E Pisanu da un lato spara bordate («La società ligure deve stare attenta: le mafie in questi anni hanno intessuto rapporti stretti con la società, la politica, il mondo dell'impresa, e c'è una zona grigia che forse non ha colto la cifra criminale di persone che si avvicinano come attendibili e così facilitano loro l'ingresso nel tessuto sano dell'economia»), dall'altro cerca di incoraggiare («La società ligure ha certamente antica cultura e senso dello stato per respingere il fenomeno mafioso»).
Ma rimangono scogli neri come lo scioglimento del consiglio comunale per mafia di Bordighera, il Comune di Ventimiglia sotto osservazione, il pentolone scoperchiato dall'operazione Crimine che ha levato la benda dagli occhi di chi non aveva capito o non aveva voluto capire, il pericolo che i cantieri delle grandi opere si trasformino in una manna per la ndrangheta, strutturata nella regione in tre locali e una camera di compensazione che garantisce il controllo della casa madre reggina anche nel ponente e nel Basso Piemonte. Senza contare il rischio di penetrazione nel settore turistico (come in qualunque altro comparto economico che può produrre ricchezza); i collaudati “giochini” economici o finanziari che portano le imprese sull'orlo del fallimento per poi farle “salvare” con quattro spiccioli dall'organizzazione che aumenta così la sua potenza sbaragliando nello stesso tempo i concorrenti («un vero “eldorado” in questi momenti di crisi - ha detto Pisanu - e meno male che sono rientrate le ipotesi di tagliare le risorse per le forze dell'ordine, che è auspicabile vengano invece aumentate»); la difficoltà nel provare il voto di scambio che quando c'è una collusione tra mafiosi e politici si può dire che quasi sempre si verifica quasi automaticamente; l'ormai provata presenza della piovra in tutta la regione – non solo Genova e ponente, ma anche Lavagna, Sarzana, Savona... – con una prevalenza della 'ndrangheta sulle altre due organizzazioni criminali che denota non solo potenza e salto di qualità dei calabresi ma anche una capacità organizzativa che riconduce sempre alla casa madre senza possibilità di ribellioni, come la storia delle più importanti indagini insegna.

DATI GREZZI:
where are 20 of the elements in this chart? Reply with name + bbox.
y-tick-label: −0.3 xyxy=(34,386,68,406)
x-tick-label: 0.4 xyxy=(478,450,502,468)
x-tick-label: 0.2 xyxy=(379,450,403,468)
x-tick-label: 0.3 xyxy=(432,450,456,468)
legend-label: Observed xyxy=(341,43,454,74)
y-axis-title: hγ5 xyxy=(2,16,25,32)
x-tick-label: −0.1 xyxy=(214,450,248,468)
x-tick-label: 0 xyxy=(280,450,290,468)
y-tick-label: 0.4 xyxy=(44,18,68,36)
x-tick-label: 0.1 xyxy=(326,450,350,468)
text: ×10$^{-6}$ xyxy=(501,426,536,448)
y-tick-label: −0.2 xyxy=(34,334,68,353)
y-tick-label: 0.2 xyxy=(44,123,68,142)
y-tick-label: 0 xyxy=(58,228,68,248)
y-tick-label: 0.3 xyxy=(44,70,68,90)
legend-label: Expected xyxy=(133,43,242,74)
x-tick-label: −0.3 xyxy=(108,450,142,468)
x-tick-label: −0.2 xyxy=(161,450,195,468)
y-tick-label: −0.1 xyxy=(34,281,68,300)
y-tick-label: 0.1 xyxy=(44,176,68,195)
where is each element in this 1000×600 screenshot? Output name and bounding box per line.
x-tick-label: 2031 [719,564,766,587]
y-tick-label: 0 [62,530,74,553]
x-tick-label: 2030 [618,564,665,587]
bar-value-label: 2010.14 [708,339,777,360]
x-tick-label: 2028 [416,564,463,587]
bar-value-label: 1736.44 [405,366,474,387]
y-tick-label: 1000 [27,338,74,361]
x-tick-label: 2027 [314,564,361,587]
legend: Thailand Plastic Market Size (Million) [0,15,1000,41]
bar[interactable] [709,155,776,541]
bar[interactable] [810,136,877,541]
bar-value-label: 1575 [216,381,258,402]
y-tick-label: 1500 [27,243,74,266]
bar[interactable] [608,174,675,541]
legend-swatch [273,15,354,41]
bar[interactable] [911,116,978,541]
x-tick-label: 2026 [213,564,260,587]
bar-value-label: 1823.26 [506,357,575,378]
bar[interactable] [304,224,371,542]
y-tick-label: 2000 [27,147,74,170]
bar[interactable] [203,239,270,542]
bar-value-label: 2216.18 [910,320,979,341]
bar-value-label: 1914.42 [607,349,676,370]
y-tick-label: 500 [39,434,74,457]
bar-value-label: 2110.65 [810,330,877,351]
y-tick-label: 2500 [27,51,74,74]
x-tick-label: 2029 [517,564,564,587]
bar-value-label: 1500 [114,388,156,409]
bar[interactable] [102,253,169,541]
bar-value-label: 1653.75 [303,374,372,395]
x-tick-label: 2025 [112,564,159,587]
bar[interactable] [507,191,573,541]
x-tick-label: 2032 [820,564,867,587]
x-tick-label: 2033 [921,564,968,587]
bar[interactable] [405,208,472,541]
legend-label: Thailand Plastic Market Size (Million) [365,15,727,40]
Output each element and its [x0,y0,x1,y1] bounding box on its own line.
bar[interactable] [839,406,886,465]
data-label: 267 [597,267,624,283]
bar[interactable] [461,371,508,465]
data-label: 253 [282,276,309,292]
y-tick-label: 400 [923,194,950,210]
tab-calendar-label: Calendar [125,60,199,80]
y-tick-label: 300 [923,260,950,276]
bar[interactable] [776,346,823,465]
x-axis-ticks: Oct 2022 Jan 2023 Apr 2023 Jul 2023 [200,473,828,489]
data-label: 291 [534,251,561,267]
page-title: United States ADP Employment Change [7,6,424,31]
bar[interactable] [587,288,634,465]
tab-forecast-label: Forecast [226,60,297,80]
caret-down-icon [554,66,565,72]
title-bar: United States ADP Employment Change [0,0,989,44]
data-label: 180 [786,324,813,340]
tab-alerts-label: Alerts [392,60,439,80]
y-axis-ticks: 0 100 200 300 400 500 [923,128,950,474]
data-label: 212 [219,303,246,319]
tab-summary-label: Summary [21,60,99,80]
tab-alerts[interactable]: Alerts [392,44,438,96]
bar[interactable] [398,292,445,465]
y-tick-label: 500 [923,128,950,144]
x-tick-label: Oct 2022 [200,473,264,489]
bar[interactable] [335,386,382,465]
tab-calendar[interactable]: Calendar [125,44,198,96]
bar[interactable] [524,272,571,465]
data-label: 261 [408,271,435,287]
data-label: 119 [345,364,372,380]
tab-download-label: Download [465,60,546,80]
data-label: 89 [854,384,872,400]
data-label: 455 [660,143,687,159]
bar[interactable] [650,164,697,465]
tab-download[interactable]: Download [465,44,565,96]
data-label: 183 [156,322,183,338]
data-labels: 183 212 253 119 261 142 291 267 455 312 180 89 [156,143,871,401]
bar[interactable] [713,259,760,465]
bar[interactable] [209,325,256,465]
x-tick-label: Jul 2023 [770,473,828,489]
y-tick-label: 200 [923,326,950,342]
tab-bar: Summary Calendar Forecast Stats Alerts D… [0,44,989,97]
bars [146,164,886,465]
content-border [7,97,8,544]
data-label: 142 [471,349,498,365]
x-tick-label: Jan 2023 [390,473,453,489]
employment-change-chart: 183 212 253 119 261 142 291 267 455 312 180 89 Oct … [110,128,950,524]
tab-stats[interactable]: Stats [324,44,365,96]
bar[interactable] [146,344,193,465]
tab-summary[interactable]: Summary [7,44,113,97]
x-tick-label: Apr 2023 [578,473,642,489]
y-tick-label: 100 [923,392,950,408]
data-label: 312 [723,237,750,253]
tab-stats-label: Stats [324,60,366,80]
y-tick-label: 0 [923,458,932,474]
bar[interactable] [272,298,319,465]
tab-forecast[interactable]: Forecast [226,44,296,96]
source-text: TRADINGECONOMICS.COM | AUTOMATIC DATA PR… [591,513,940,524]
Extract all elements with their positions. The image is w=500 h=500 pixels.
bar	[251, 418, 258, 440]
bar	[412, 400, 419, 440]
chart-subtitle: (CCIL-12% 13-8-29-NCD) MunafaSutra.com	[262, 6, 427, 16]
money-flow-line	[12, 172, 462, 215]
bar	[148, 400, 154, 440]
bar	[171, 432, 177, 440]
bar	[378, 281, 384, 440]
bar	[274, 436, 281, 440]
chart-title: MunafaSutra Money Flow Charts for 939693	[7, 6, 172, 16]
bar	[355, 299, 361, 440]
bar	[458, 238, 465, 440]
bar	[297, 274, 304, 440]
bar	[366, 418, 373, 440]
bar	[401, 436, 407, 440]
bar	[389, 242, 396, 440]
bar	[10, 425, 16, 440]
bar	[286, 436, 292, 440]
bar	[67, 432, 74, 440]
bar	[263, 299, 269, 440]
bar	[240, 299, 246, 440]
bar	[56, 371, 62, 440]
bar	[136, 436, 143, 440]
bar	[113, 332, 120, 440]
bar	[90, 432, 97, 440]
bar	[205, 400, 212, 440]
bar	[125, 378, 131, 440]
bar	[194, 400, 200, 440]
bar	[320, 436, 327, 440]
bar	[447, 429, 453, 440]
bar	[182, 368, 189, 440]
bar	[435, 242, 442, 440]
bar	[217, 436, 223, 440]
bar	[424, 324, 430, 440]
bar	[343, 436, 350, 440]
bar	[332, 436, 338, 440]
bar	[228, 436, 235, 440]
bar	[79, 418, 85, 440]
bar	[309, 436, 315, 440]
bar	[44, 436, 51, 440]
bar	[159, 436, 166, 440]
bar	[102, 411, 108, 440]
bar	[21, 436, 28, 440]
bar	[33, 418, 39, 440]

COSA FARE:
Nel testo sulle mafie in Liguria, elenca per favore tutti gli ambiti con cui, secondo Pisanu, le mafie hanno intessuto rapporti stretti.

SOLUZIONE:
- la società
- la politica
- il mondo dell'impresa